▸ **Task statement**
Copy every line of the data that contains the string "color".

▸ **Dataset rows**
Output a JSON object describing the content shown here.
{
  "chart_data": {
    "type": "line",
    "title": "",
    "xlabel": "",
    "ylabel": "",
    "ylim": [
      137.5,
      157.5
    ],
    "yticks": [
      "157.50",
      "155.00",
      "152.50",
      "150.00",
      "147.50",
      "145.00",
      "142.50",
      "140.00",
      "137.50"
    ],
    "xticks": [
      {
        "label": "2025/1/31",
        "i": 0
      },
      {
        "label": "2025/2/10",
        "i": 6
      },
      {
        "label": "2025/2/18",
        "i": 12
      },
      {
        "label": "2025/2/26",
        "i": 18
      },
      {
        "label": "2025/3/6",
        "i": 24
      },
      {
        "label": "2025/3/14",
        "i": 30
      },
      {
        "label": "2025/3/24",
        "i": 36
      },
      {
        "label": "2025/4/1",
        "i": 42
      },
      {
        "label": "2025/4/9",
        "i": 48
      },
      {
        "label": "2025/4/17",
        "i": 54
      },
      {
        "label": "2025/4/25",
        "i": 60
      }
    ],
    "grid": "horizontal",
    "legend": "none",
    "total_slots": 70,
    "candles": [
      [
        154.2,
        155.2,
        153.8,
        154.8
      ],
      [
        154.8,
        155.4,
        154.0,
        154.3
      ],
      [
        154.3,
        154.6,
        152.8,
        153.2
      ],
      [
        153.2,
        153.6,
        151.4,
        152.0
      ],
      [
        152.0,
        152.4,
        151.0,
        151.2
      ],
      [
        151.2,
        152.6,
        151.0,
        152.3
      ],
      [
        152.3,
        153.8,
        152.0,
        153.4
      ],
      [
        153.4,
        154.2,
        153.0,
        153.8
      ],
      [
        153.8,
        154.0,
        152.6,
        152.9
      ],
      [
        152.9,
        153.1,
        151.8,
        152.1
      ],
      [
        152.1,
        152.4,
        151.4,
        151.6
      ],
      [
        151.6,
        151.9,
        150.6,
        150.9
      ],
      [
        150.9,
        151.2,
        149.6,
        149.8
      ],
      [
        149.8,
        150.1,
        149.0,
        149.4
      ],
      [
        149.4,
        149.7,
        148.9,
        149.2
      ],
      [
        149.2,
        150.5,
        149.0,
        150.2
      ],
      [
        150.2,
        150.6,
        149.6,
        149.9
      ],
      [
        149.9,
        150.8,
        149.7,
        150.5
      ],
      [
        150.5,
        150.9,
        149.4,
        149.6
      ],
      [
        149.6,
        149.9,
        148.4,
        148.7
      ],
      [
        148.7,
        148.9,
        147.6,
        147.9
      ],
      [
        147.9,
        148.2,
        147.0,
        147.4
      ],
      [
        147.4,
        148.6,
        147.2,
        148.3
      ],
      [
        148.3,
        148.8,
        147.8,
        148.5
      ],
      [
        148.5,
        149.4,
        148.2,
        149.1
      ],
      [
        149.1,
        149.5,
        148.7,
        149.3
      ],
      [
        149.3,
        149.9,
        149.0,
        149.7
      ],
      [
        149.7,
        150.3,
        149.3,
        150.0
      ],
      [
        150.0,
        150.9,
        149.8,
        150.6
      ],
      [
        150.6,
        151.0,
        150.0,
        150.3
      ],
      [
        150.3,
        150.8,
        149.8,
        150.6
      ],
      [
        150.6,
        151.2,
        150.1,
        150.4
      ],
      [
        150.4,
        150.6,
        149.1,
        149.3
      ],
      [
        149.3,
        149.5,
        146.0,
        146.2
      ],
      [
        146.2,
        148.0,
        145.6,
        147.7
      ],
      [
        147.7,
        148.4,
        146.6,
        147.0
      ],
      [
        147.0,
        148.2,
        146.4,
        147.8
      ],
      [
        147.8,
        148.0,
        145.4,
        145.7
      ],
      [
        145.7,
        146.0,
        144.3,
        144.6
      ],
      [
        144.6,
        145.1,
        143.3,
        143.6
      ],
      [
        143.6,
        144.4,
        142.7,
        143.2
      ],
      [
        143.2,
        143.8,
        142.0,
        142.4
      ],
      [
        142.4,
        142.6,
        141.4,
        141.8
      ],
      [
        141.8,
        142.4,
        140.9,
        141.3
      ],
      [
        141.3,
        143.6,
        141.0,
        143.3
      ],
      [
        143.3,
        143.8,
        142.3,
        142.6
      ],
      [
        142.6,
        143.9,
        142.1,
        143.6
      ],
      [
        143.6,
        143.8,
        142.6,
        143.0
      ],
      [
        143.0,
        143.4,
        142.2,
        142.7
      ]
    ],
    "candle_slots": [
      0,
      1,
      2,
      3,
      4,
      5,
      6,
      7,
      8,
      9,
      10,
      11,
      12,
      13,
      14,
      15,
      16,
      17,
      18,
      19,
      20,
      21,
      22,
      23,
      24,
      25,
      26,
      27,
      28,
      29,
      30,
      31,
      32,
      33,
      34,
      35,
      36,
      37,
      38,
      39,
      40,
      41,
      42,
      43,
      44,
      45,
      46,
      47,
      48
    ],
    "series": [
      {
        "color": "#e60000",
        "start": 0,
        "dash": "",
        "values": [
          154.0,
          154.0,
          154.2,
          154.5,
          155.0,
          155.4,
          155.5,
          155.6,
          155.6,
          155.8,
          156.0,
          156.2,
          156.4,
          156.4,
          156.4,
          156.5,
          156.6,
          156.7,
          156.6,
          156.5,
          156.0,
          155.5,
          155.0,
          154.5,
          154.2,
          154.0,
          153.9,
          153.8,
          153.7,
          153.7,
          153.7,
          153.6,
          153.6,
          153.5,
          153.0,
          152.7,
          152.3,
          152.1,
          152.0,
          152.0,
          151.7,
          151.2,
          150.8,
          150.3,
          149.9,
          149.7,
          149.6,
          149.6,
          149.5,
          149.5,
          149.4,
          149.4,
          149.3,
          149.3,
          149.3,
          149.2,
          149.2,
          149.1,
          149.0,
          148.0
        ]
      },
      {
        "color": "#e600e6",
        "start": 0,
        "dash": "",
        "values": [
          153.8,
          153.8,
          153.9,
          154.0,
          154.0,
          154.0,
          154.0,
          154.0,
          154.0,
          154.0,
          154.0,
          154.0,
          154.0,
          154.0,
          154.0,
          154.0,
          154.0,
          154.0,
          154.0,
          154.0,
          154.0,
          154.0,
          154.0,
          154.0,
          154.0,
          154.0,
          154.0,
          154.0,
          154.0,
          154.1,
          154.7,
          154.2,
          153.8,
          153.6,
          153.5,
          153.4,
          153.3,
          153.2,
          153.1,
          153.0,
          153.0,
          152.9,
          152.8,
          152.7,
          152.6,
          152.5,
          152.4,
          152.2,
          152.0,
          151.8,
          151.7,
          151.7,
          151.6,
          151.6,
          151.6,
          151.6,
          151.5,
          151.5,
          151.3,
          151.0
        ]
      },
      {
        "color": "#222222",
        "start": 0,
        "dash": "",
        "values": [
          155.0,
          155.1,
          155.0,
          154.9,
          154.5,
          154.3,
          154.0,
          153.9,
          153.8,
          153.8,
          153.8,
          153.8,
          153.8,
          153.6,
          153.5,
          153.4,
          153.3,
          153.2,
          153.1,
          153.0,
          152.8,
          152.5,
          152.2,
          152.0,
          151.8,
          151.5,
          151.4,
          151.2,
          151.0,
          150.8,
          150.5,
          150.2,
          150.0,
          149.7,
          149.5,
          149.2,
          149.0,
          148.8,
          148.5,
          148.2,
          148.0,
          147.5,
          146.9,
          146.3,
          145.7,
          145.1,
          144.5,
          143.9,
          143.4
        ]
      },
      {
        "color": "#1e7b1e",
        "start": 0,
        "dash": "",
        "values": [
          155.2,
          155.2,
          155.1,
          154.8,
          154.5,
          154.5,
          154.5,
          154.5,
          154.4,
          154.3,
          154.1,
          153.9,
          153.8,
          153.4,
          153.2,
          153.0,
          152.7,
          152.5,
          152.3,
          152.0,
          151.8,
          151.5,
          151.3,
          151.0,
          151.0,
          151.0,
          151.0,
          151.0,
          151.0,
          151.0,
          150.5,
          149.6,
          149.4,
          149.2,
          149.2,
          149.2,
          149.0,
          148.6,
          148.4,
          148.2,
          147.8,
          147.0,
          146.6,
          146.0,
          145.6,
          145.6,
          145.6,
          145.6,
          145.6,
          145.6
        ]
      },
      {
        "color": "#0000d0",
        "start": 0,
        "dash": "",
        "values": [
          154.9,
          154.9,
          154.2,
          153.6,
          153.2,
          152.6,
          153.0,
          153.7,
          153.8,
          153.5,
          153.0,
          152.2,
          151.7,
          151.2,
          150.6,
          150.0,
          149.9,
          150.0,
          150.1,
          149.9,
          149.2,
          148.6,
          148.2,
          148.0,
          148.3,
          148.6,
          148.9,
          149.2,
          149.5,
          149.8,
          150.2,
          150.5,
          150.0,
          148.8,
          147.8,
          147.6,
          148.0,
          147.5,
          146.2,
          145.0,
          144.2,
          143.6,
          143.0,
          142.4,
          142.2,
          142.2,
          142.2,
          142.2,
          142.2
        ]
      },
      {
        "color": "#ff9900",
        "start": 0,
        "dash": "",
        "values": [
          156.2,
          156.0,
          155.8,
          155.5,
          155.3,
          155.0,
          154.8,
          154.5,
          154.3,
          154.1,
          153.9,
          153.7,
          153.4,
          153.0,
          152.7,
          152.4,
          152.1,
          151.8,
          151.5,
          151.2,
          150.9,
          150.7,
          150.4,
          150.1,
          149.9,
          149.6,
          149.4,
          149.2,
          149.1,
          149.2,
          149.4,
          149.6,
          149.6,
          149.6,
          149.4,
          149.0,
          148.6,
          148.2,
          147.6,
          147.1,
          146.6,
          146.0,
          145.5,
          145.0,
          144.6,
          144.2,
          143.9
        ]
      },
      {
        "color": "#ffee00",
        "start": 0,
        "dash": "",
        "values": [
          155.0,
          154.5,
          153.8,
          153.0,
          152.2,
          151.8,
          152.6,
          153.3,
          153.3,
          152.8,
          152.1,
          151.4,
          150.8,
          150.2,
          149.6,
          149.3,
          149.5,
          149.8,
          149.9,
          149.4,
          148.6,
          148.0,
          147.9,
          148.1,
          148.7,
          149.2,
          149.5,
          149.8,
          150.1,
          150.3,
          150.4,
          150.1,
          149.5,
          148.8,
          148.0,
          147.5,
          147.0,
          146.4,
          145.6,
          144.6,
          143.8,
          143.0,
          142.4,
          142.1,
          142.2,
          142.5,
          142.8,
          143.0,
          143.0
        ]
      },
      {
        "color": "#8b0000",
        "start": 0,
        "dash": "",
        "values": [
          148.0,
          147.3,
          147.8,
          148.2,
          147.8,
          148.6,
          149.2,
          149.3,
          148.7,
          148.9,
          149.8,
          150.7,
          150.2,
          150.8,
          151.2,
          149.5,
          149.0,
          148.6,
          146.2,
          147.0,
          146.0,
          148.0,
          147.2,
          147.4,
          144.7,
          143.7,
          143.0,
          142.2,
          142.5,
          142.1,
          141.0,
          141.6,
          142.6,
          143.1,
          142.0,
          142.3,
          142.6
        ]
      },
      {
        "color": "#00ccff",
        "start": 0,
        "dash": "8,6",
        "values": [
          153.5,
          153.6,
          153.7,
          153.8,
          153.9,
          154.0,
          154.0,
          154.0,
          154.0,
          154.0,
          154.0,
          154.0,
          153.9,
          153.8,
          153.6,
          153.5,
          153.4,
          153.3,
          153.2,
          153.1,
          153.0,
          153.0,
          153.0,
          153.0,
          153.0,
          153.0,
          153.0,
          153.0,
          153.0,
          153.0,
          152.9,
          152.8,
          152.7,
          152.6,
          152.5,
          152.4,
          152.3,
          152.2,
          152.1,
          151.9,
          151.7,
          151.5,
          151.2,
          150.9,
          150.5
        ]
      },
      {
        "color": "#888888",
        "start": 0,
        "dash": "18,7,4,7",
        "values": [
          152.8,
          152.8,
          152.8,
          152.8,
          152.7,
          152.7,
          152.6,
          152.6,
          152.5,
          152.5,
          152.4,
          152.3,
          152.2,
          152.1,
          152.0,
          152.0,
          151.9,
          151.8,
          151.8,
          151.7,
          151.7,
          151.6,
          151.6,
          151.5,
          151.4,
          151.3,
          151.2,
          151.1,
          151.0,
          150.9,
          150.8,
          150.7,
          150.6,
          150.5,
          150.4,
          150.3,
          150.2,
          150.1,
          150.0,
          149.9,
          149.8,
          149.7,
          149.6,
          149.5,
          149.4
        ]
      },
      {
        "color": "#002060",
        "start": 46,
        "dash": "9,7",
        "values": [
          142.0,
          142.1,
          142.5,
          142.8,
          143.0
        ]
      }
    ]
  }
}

▸ **Reply**
        "color": "#e60000",
        "color": "#e600e6",
        "color": "#222222",
        "color": "#1e7b1e",
        "color": "#0000d0",
        "color": "#ff9900",
        "color": "#ffee00",
        "color": "#8b0000",
        "color": "#00ccff",
        "color": "#888888",
        "color": "#002060",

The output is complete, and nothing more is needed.